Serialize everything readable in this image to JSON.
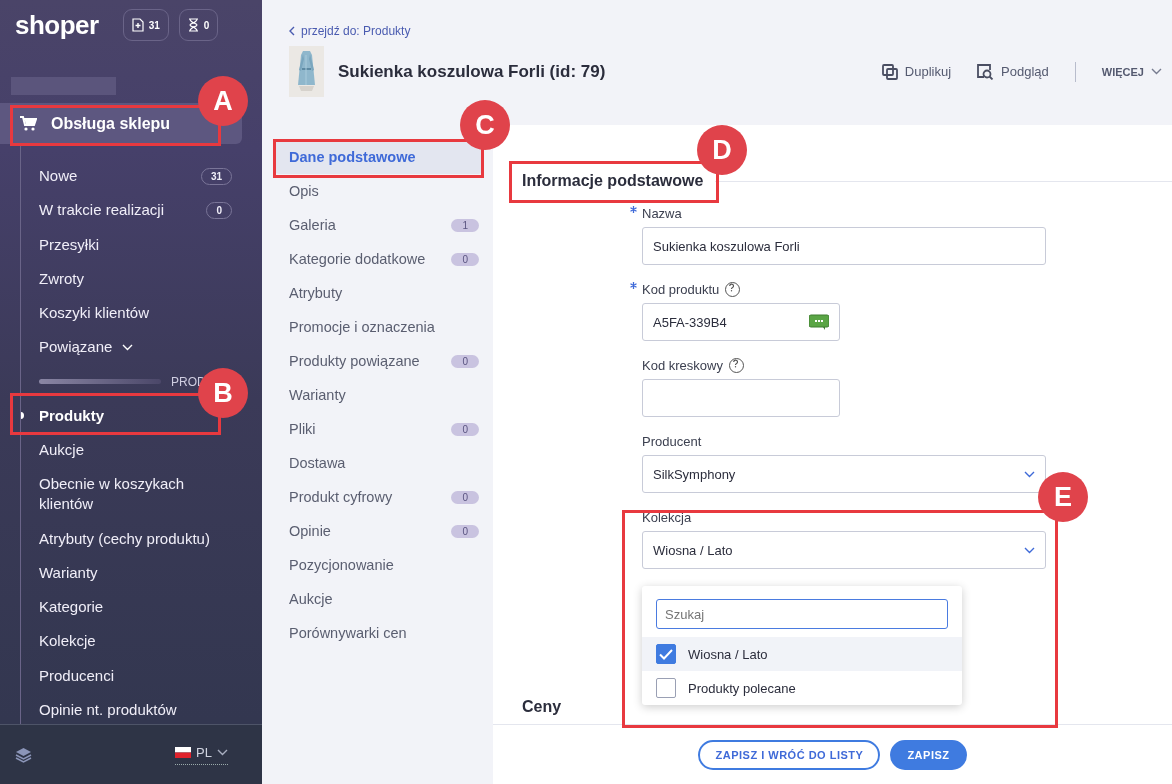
{
  "sidebar": {
    "logo": "shoper",
    "counters": [
      {
        "kind": "new",
        "count": "31"
      },
      {
        "kind": "pending",
        "count": "0"
      }
    ],
    "section": {
      "label": "Obsługa sklepu",
      "expanded": true
    },
    "items": [
      {
        "label": "Nowe",
        "badge": "31",
        "selected": false
      },
      {
        "label": "W trakcie realizacji",
        "badge": "0",
        "selected": false
      },
      {
        "label": "Przesyłki",
        "selected": false
      },
      {
        "label": "Zwroty",
        "selected": false
      },
      {
        "label": "Koszyki klientów",
        "selected": false
      },
      {
        "label": "Powiązane",
        "selected": false,
        "expanded": false,
        "kind": "toggle"
      },
      {
        "label": "PROD",
        "kind": "group"
      },
      {
        "label": "Produkty",
        "selected": true
      },
      {
        "label": "Aukcje",
        "selected": false
      },
      {
        "label": "Obecnie w koszykach klientów",
        "selected": false
      },
      {
        "label": "Atrybuty (cechy produktu)",
        "selected": false
      },
      {
        "label": "Warianty",
        "selected": false
      },
      {
        "label": "Kategorie",
        "selected": false
      },
      {
        "label": "Kolekcje",
        "selected": false
      },
      {
        "label": "Producenci",
        "selected": false
      },
      {
        "label": "Opinie nt. produktów",
        "selected": false
      }
    ],
    "language": "PL"
  },
  "header": {
    "back_link": "przejdź do: Produkty",
    "title": "Sukienka koszulowa Forli (id: 79)",
    "actions": [
      {
        "kind": "duplicate",
        "label": "Duplikuj"
      },
      {
        "kind": "preview",
        "label": "Podgląd"
      }
    ],
    "more": "WIĘCEJ"
  },
  "tabs": [
    {
      "label": "Dane podstawowe",
      "selected": true
    },
    {
      "label": "Opis",
      "selected": false
    },
    {
      "label": "Galeria",
      "badge": "1",
      "selected": false
    },
    {
      "label": "Kategorie dodatkowe",
      "badge": "0",
      "selected": false
    },
    {
      "label": "Atrybuty",
      "selected": false
    },
    {
      "label": "Promocje i oznaczenia",
      "selected": false
    },
    {
      "label": "Produkty powiązane",
      "badge": "0",
      "selected": false
    },
    {
      "label": "Warianty",
      "selected": false
    },
    {
      "label": "Pliki",
      "badge": "0",
      "selected": false
    },
    {
      "label": "Dostawa",
      "selected": false
    },
    {
      "label": "Produkt cyfrowy",
      "badge": "0",
      "selected": false
    },
    {
      "label": "Opinie",
      "badge": "0",
      "selected": false
    },
    {
      "label": "Pozycjonowanie",
      "selected": false
    },
    {
      "label": "Aukcje",
      "selected": false
    },
    {
      "label": "Porównywarki cen",
      "selected": false
    }
  ],
  "form": {
    "heading": "Informacje podstawowe",
    "fields": [
      {
        "kind": "text",
        "label": "Nazwa",
        "required": true,
        "value": "Sukienka koszulowa Forli"
      },
      {
        "kind": "code",
        "label": "Kod produktu",
        "required": true,
        "help": true,
        "value": "A5FA-339B4",
        "generator": true
      },
      {
        "kind": "code",
        "label": "Kod kreskowy",
        "required": false,
        "help": true
      },
      {
        "kind": "select",
        "label": "Producent",
        "required": false,
        "value": "SilkSymphony",
        "expanded": false
      },
      {
        "kind": "select",
        "label": "Kolekcja",
        "required": false,
        "value": "Wiosna / Lato",
        "expanded": true
      }
    ],
    "dropdown": {
      "placeholder": "Szukaj",
      "options": [
        {
          "label": "Wiosna / Lato",
          "checked": true
        },
        {
          "label": "Produkty polecane",
          "checked": false
        }
      ]
    },
    "next_heading": "Ceny"
  },
  "footer": {
    "buttons": [
      {
        "kind": "secondary",
        "label": "ZAPISZ I WRÓĆ DO LISTY"
      },
      {
        "kind": "primary",
        "label": "ZAPISZ"
      }
    ]
  },
  "callouts": [
    {
      "label": "A"
    },
    {
      "label": "B"
    },
    {
      "label": "C"
    },
    {
      "label": "D"
    },
    {
      "label": "E"
    }
  ]
}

+--

Leave out the pictures and copy everything else in the records word for word.

Serialize everything readable in this image to JSON.
{
  "sidebar": {
    "logo": "shoper",
    "counters": [
      {
        "kind": "new",
        "count": "31"
      },
      {
        "kind": "pending",
        "count": "0"
      }
    ],
    "section": {
      "label": "Obsługa sklepu",
      "expanded": true
    },
    "items": [
      {
        "label": "Nowe",
        "badge": "31",
        "selected": false
      },
      {
        "label": "W trakcie realizacji",
        "badge": "0",
        "selected": false
      },
      {
        "label": "Przesyłki",
        "selected": false
      },
      {
        "label": "Zwroty",
        "selected": false
      },
      {
        "label": "Koszyki klientów",
        "selected": false
      },
      {
        "label": "Powiązane",
        "selected": false,
        "expanded": false,
        "kind": "toggle"
      },
      {
        "label": "PROD",
        "kind": "group"
      },
      {
        "label": "Produkty",
        "selected": true
      },
      {
        "label": "Aukcje",
        "selected": false
      },
      {
        "label": "Obecnie w koszykach klientów",
        "selected": false
      },
      {
        "label": "Atrybuty (cechy produktu)",
        "selected": false
      },
      {
        "label": "Warianty",
        "selected": false
      },
      {
        "label": "Kategorie",
        "selected": false
      },
      {
        "label": "Kolekcje",
        "selected": false
      },
      {
        "label": "Producenci",
        "selected": false
      },
      {
        "label": "Opinie nt. produktów",
        "selected": false
      }
    ],
    "language": "PL"
  },
  "header": {
    "back_link": "przejdź do: Produkty",
    "title": "Sukienka koszulowa Forli (id: 79)",
    "actions": [
      {
        "kind": "duplicate",
        "label": "Duplikuj"
      },
      {
        "kind": "preview",
        "label": "Podgląd"
      }
    ],
    "more": "WIĘCEJ"
  },
  "tabs": [
    {
      "label": "Dane podstawowe",
      "selected": true
    },
    {
      "label": "Opis",
      "selected": false
    },
    {
      "label": "Galeria",
      "badge": "1",
      "selected": false
    },
    {
      "label": "Kategorie dodatkowe",
      "badge": "0",
      "selected": false
    },
    {
      "label": "Atrybuty",
      "selected": false
    },
    {
      "label": "Promocje i oznaczenia",
      "selected": false
    },
    {
      "label": "Produkty powiązane",
      "badge": "0",
      "selected": false
    },
    {
      "label": "Warianty",
      "selected": false
    },
    {
      "label": "Pliki",
      "badge": "0",
      "selected": false
    },
    {
      "label": "Dostawa",
      "selected": false
    },
    {
      "label": "Produkt cyfrowy",
      "badge": "0",
      "selected": false
    },
    {
      "label": "Opinie",
      "badge": "0",
      "selected": false
    },
    {
      "label": "Pozycjonowanie",
      "selected": false
    },
    {
      "label": "Aukcje",
      "selected": false
    },
    {
      "label": "Porównywarki cen",
      "selected": false
    }
  ],
  "form": {
    "heading": "Informacje podstawowe",
    "fields": [
      {
        "kind": "text",
        "label": "Nazwa",
        "required": true,
        "value": "Sukienka koszulowa Forli"
      },
      {
        "kind": "code",
        "label": "Kod produktu",
        "required": true,
        "help": true,
        "value": "A5FA-339B4",
        "generator": true
      },
      {
        "kind": "code",
        "label": "Kod kreskowy",
        "required": false,
        "help": true
      },
      {
        "kind": "select",
        "label": "Producent",
        "required": false,
        "value": "SilkSymphony",
        "expanded": false
      },
      {
        "kind": "select",
        "label": "Kolekcja",
        "required": false,
        "value": "Wiosna / Lato",
        "expanded": true
      }
    ],
    "dropdown": {
      "placeholder": "Szukaj",
      "options": [
        {
          "label": "Wiosna / Lato",
          "checked": true
        },
        {
          "label": "Produkty polecane",
          "checked": false
        }
      ]
    },
    "next_heading": "Ceny"
  },
  "footer": {
    "buttons": [
      {
        "kind": "secondary",
        "label": "ZAPISZ I WRÓĆ DO LISTY"
      },
      {
        "kind": "primary",
        "label": "ZAPISZ"
      }
    ]
  },
  "callouts": [
    {
      "label": "A"
    },
    {
      "label": "B"
    },
    {
      "label": "C"
    },
    {
      "label": "D"
    },
    {
      "label": "E"
    }
  ]
}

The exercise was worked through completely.